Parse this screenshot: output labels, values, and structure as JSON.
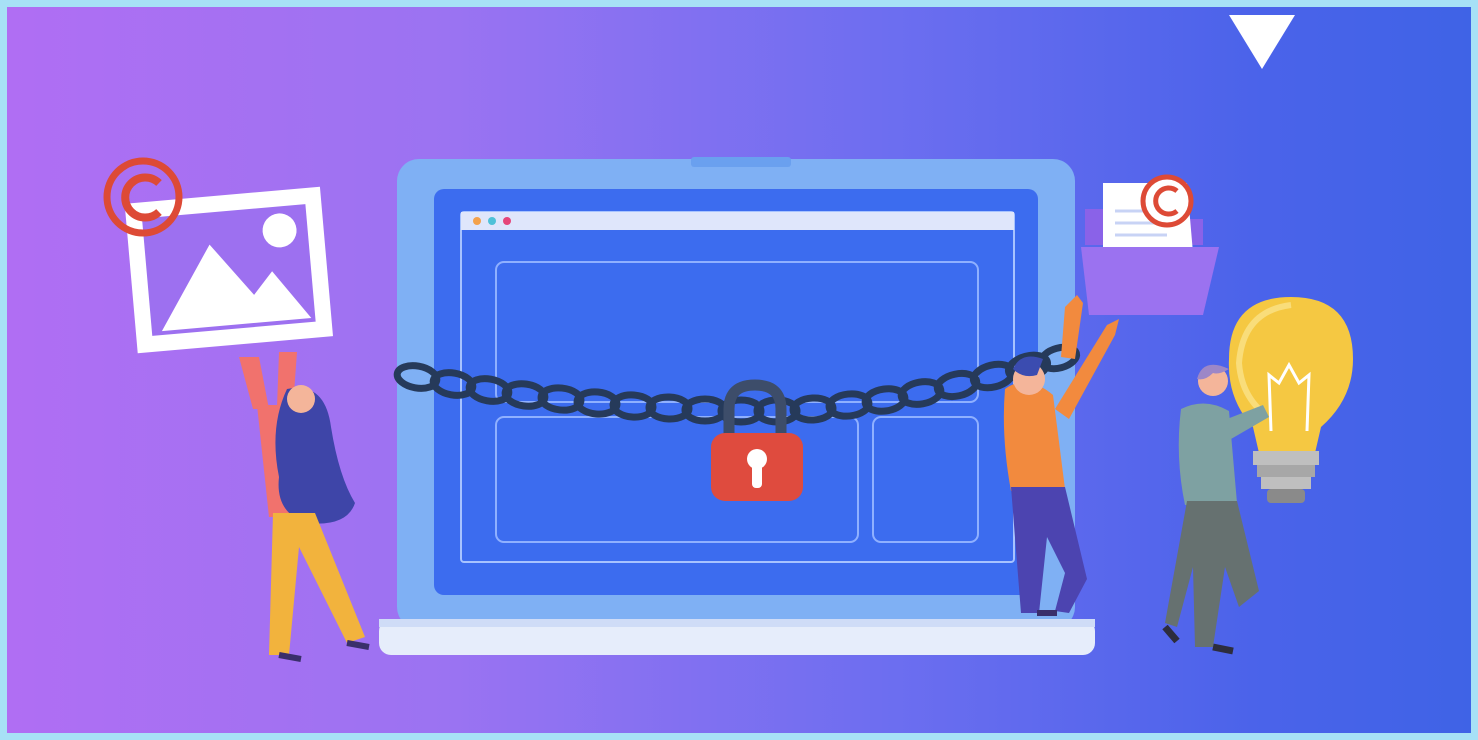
{
  "illustration": {
    "subject": "",
    "icons": [
      "image-icon",
      "copyright-icon",
      "folder-icon",
      "document-icon",
      "padlock-icon",
      "chain-icon",
      "lightbulb-icon",
      "laptop-icon"
    ],
    "colors": {
      "gradient_left": "#b06ef3",
      "gradient_right": "#3f63e6",
      "border": "#a7e1f6",
      "laptop_frame": "#7fb0f4",
      "screen": "#3c6cef",
      "lock": "#df4b3e",
      "copyright": "#dd4a36",
      "bulb": "#f5c842",
      "chain": "#263a5a"
    }
  }
}
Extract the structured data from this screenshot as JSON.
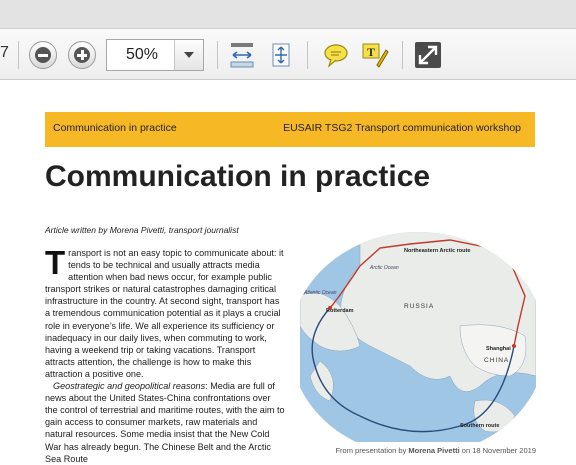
{
  "viewer": {
    "page_number": "7",
    "zoom": "50%",
    "icons": [
      "zoom-out-icon",
      "zoom-in-icon",
      "fit-width-icon",
      "fit-page-icon",
      "comment-icon",
      "highlight-text-icon",
      "fullscreen-icon"
    ],
    "colors": {
      "toolbar": "#eeeeee",
      "accent_header": "#f7b825"
    }
  },
  "document": {
    "header_left": "Communication in practice",
    "header_right": "EUSAIR TSG2 Transport communication workshop",
    "title": "Communication in practice",
    "byline": "Article written by Morena Pivetti, transport journalist",
    "dropcap": "T",
    "para1": "ransport is not an easy topic to communicate about: it tends to be technical and usually attracts media attention when bad news occur, for example public transport strikes or natural catastrophes damaging critical infrastructure in the country. At second sight, transport has a tremendous communication potential as it plays a crucial role in everyone’s life. We all experience its sufficiency or inadequacy in our daily lives, when commuting to work, having a weekend trip or taking vacations. Transport attracts attention, the challenge is how to make this attraction a positive one.",
    "para2_lead": "Geostrategic and geopolitical reasons",
    "para2": ": Media are full of news about the United States-China confrontations over the control of terrestrial and maritime routes, with the aim to gain access to consumer markets, raw materials and natural resources. Some media insist that the New Cold War has already begun. The Chinese Belt and the Arctic Sea Route",
    "map": {
      "labels": [
        "Northeastern Arctic route",
        "Arctic Ocean",
        "Atlantic Ocean",
        "Rotterdam",
        "RUSSIA",
        "Shanghai",
        "CHINA",
        "Southern route"
      ]
    },
    "caption_prefix": "From presentation by ",
    "caption_author": "Morena Pivetti",
    "caption_suffix": " on 18 November 2019"
  }
}
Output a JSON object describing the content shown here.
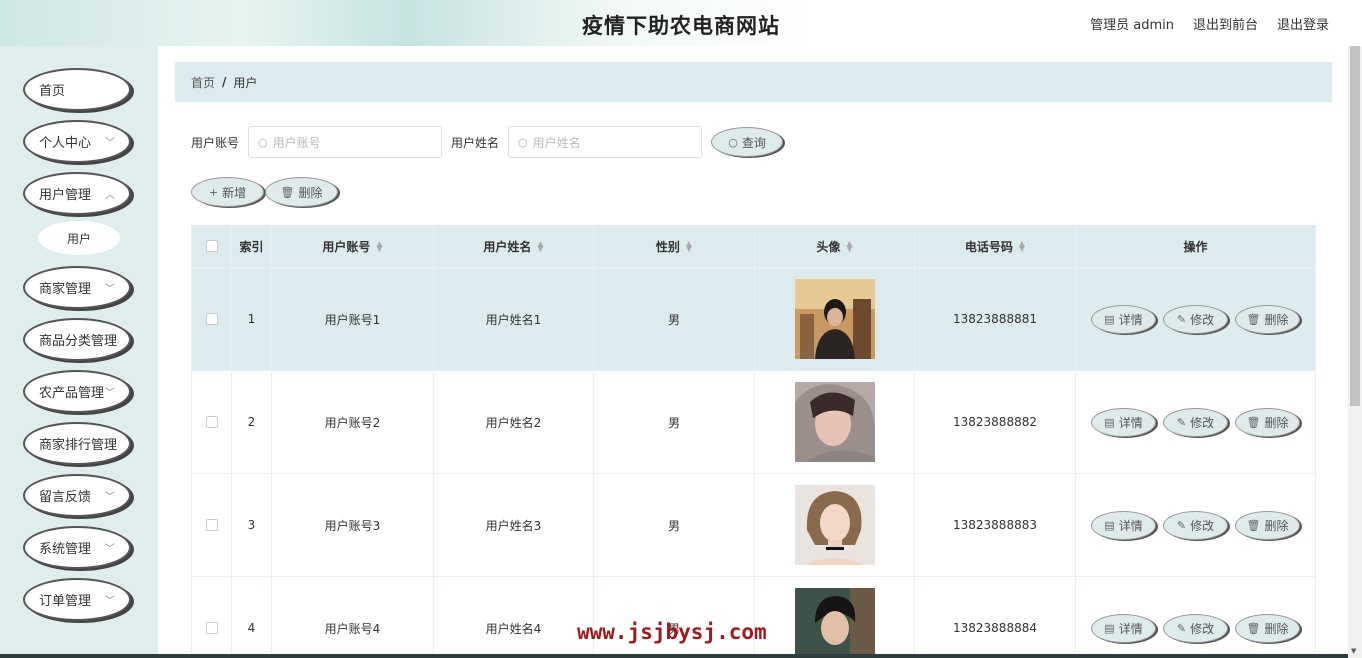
{
  "header": {
    "title": "疫情下助农电商网站",
    "admin_label": "管理员 admin",
    "back_front": "退出到前台",
    "logout": "退出登录"
  },
  "sidebar": {
    "items": [
      {
        "label": "首页",
        "has_chevron": false
      },
      {
        "label": "个人中心",
        "has_chevron": true
      },
      {
        "label": "用户管理",
        "has_chevron": true
      },
      {
        "label": "商家管理",
        "has_chevron": true
      },
      {
        "label": "商品分类管理",
        "has_chevron": false
      },
      {
        "label": "农产品管理",
        "has_chevron": true
      },
      {
        "label": "商家排行管理",
        "has_chevron": false
      },
      {
        "label": "留言反馈",
        "has_chevron": true
      },
      {
        "label": "系统管理",
        "has_chevron": true
      },
      {
        "label": "订单管理",
        "has_chevron": true
      }
    ],
    "sub_item": "用户"
  },
  "breadcrumb": {
    "home": "首页",
    "separator": "/",
    "current": "用户"
  },
  "search": {
    "account_label": "用户账号",
    "account_placeholder": "用户账号",
    "name_label": "用户姓名",
    "name_placeholder": "用户姓名",
    "query_button": "查询"
  },
  "actions": {
    "add": "新增",
    "delete": "删除"
  },
  "table": {
    "headers": [
      "索引",
      "用户账号",
      "用户姓名",
      "性别",
      "头像",
      "电话号码",
      "操作"
    ],
    "ops": {
      "detail": "详情",
      "edit": "修改",
      "delete": "删除"
    },
    "rows": [
      {
        "index": "1",
        "account": "用户账号1",
        "name": "用户姓名1",
        "gender": "男",
        "phone": "13823888881"
      },
      {
        "index": "2",
        "account": "用户账号2",
        "name": "用户姓名2",
        "gender": "男",
        "phone": "13823888882"
      },
      {
        "index": "3",
        "account": "用户账号3",
        "name": "用户姓名3",
        "gender": "男",
        "phone": "13823888883"
      },
      {
        "index": "4",
        "account": "用户账号4",
        "name": "用户姓名4",
        "gender": "男",
        "phone": "13823888884"
      }
    ]
  },
  "watermark": "www.jsjbysj.com",
  "colors": {
    "accent_bg": "#dcecee",
    "sidebar_bg": "#e0eded",
    "watermark": "#a2191c"
  }
}
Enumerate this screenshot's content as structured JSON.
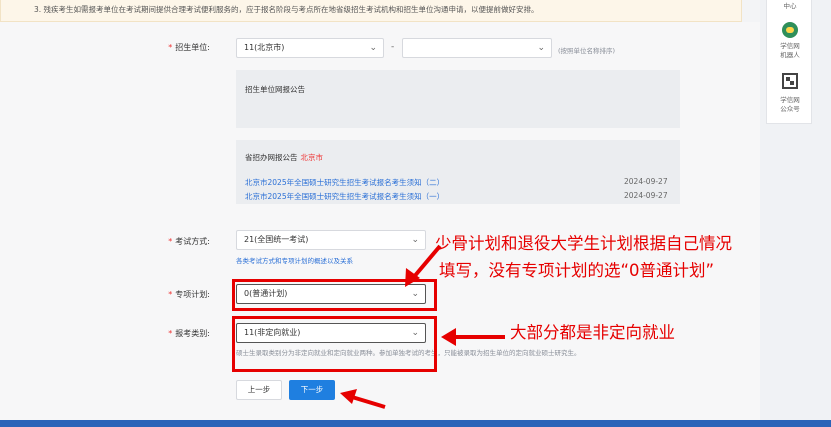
{
  "notice": {
    "text": "3. 残疾考生如需报考单位在考试期间提供合理考试便利服务的，应于报名阶段与考点所在地省级招生考试机构和招生单位沟通申请，以便提前做好安排。"
  },
  "form": {
    "unit": {
      "label": "招生单位:",
      "province_value": "11(北京市)",
      "school_value": "",
      "hint": "(按照单位名称排序)"
    },
    "unit_panel": {
      "title": "招生单位网报公告"
    },
    "province_panel": {
      "title": "省招办网报公告",
      "city": "北京市",
      "items": [
        {
          "title": "北京市2025年全国硕士研究生招生考试报名考生须知（二）",
          "date": "2024-09-27"
        },
        {
          "title": "北京市2025年全国硕士研究生招生考试报名考生须知（一）",
          "date": "2024-09-27"
        }
      ]
    },
    "exam_mode": {
      "label": "考试方式:",
      "value": "21(全国统一考试)",
      "hint": "各类考试方式和专项计划的概述以及关系"
    },
    "special_plan": {
      "label": "专项计划:",
      "value": "0(普通计划)"
    },
    "category": {
      "label": "报考类别:",
      "value": "11(非定向就业)",
      "hint": "硕士生录取类别分为非定向就业和定向就业两种。参加单独考试的考生，只能被录取为招生单位的定向就业硕士研究生。"
    },
    "buttons": {
      "prev": "上一步",
      "next": "下一步"
    }
  },
  "annotations": {
    "plan_note_line1": "少骨计划和退役大学生计划根据自己情况",
    "plan_note_line2": "填写，没有专项计划的选“0普通计划”",
    "category_note": "大部分都是非定向就业"
  },
  "right_rail": {
    "top_text": "中心",
    "robot_label_1": "学信网",
    "robot_label_2": "机器人",
    "qr_label_1": "学信网",
    "qr_label_2": "公众号"
  },
  "colors": {
    "primary": "#1f7fe0",
    "annotation_red": "#e60000",
    "link_blue": "#2a6fd6",
    "required_star": "#e33333"
  }
}
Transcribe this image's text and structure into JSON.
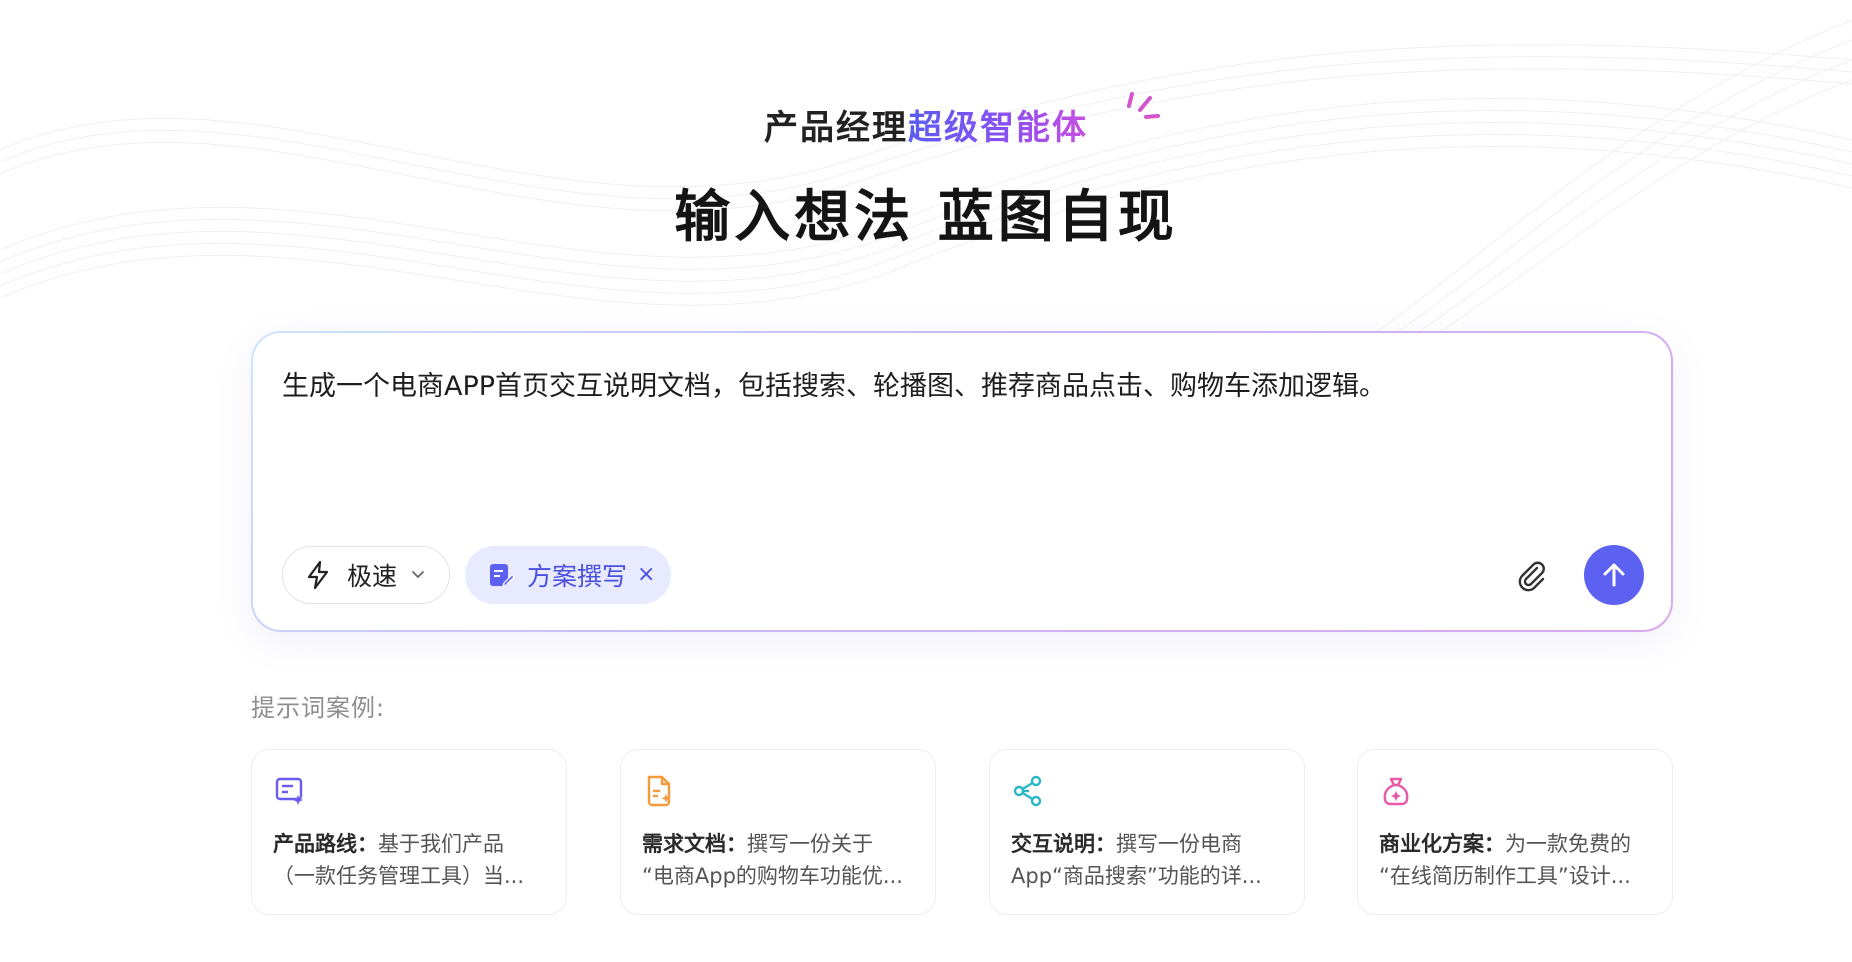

##########

> _Stated task_:
Without including any pictures, print all of the material exactly as given.

> _Problem solution_:
Parse this screenshot: output labels, values, and structure as JSON.
{
  "illustration": {
    "subject": "",
    "icons": [
      "image-icon",
      "copyright-icon",
      "folder-icon",
      "document-icon",
      "padlock-icon",
      "chain-icon",
      "lightbulb-icon",
      "laptop-icon"
    ],
    "colors": {
      "gradient_left": "#b06ef3",
      "gradient_right": "#3f63e6",
      "border": "#a7e1f6",
      "laptop_frame": "#7fb0f4",
      "screen": "#3c6cef",
      "lock": "#df4b3e",
      "copyright": "#dd4a36",
      "bulb": "#f5c842",
      "chain": "#263a5a"
    }
  }
}
Extract the structured data from this screenshot as JSON.
{
  "viewer": {
    "page_number": "7",
    "zoom": "50%",
    "icons": [
      "zoom-out-icon",
      "zoom-in-icon",
      "fit-width-icon",
      "fit-page-icon",
      "comment-icon",
      "highlight-text-icon",
      "fullscreen-icon"
    ],
    "colors": {
      "toolbar": "#eeeeee",
      "accent_header": "#f7b825"
    }
  },
  "document": {
    "header_left": "Communication in practice",
    "header_right": "EUSAIR TSG2 Transport communication workshop",
    "title": "Communication in practice",
    "byline": "Article written by Morena Pivetti, transport journalist",
    "dropcap": "T",
    "para1": "ransport is not an easy topic to communicate about: it tends to be technical and usually attracts media attention when bad news occur, for example public transport strikes or natural catastrophes damaging critical infrastructure in the country. At second sight, transport has a tremendous communication potential as it plays a crucial role in everyone’s life. We all experience its sufficiency or inadequacy in our daily lives, when commuting to work, having a weekend trip or taking vacations. Transport attracts attention, the challenge is how to make this attraction a positive one.",
    "para2_lead": "Geostrategic and geopolitical reasons",
    "para2": ": Media are full of news about the United States-China confrontations over the control of terrestrial and maritime routes, with the aim to gain access to consumer markets, raw materials and natural resources. Some media insist that the New Cold War has already begun. The Chinese Belt and the Arctic Sea Route",
    "map": {
      "labels": [
        "Northeastern Arctic route",
        "Arctic Ocean",
        "Atlantic Ocean",
        "Rotterdam",
        "RUSSIA",
        "Shanghai",
        "CHINA",
        "Southern route"
      ]
    },
    "caption_prefix": "From presentation by ",
    "caption_author": "Morena Pivetti",
    "caption_suffix": " on 18 November 2019"
  }
}
Output a JSON object describing the content shown here.
{
  "header": {
    "title": "疫情下助农电商网站",
    "admin_label": "管理员 admin",
    "back_front": "退出到前台",
    "logout": "退出登录"
  },
  "sidebar": {
    "items": [
      {
        "label": "首页",
        "has_chevron": false
      },
      {
        "label": "个人中心",
        "has_chevron": true
      },
      {
        "label": "用户管理",
        "has_chevron": true
      },
      {
        "label": "商家管理",
        "has_chevron": true
      },
      {
        "label": "商品分类管理",
        "has_chevron": false
      },
      {
        "label": "农产品管理",
        "has_chevron": true
      },
      {
        "label": "商家排行管理",
        "has_chevron": false
      },
      {
        "label": "留言反馈",
        "has_chevron": true
      },
      {
        "label": "系统管理",
        "has_chevron": true
      },
      {
        "label": "订单管理",
        "has_chevron": true
      }
    ],
    "sub_item": "用户"
  },
  "breadcrumb": {
    "home": "首页",
    "separator": "/",
    "current": "用户"
  },
  "search": {
    "account_label": "用户账号",
    "account_placeholder": "用户账号",
    "name_label": "用户姓名",
    "name_placeholder": "用户姓名",
    "query_button": "查询"
  },
  "actions": {
    "add": "新增",
    "delete": "删除"
  },
  "table": {
    "headers": [
      "索引",
      "用户账号",
      "用户姓名",
      "性别",
      "头像",
      "电话号码",
      "操作"
    ],
    "ops": {
      "detail": "详情",
      "edit": "修改",
      "delete": "删除"
    },
    "rows": [
      {
        "index": "1",
        "account": "用户账号1",
        "name": "用户姓名1",
        "gender": "男",
        "phone": "13823888881"
      },
      {
        "index": "2",
        "account": "用户账号2",
        "name": "用户姓名2",
        "gender": "男",
        "phone": "13823888882"
      },
      {
        "index": "3",
        "account": "用户账号3",
        "name": "用户姓名3",
        "gender": "男",
        "phone": "13823888883"
      },
      {
        "index": "4",
        "account": "用户账号4",
        "name": "用户姓名4",
        "gender": "男",
        "phone": "13823888884"
      }
    ]
  },
  "watermark": "www.jsjbysj.com",
  "colors": {
    "accent_bg": "#dcecee",
    "sidebar_bg": "#e0eded",
    "watermark": "#a2191c"
  }
}
Enumerate this screenshot's content as structured JSON.
{
  "notice": {
    "text": "3. 残疾考生如需报考单位在考试期间提供合理考试便利服务的，应于报名阶段与考点所在地省级招生考试机构和招生单位沟通申请，以便提前做好安排。"
  },
  "form": {
    "unit": {
      "label": "招生单位:",
      "province_value": "11(北京市)",
      "school_value": "",
      "hint": "(按照单位名称排序)"
    },
    "unit_panel": {
      "title": "招生单位网报公告"
    },
    "province_panel": {
      "title": "省招办网报公告",
      "city": "北京市",
      "items": [
        {
          "title": "北京市2025年全国硕士研究生招生考试报名考生须知（二）",
          "date": "2024-09-27"
        },
        {
          "title": "北京市2025年全国硕士研究生招生考试报名考生须知（一）",
          "date": "2024-09-27"
        }
      ]
    },
    "exam_mode": {
      "label": "考试方式:",
      "value": "21(全国统一考试)",
      "hint": "各类考试方式和专项计划的概述以及关系"
    },
    "special_plan": {
      "label": "专项计划:",
      "value": "0(普通计划)"
    },
    "category": {
      "label": "报考类别:",
      "value": "11(非定向就业)",
      "hint": "硕士生录取类别分为非定向就业和定向就业两种。参加单独考试的考生，只能被录取为招生单位的定向就业硕士研究生。"
    },
    "buttons": {
      "prev": "上一步",
      "next": "下一步"
    }
  },
  "annotations": {
    "plan_note_line1": "少骨计划和退役大学生计划根据自己情况",
    "plan_note_line2": "填写，没有专项计划的选“0普通计划”",
    "category_note": "大部分都是非定向就业"
  },
  "right_rail": {
    "top_text": "中心",
    "robot_label_1": "学信网",
    "robot_label_2": "机器人",
    "qr_label_1": "学信网",
    "qr_label_2": "公众号"
  },
  "colors": {
    "primary": "#1f7fe0",
    "annotation_red": "#e60000",
    "link_blue": "#2a6fd6",
    "required_star": "#e33333"
  }
}
Transcribe this image's text and structure into JSON.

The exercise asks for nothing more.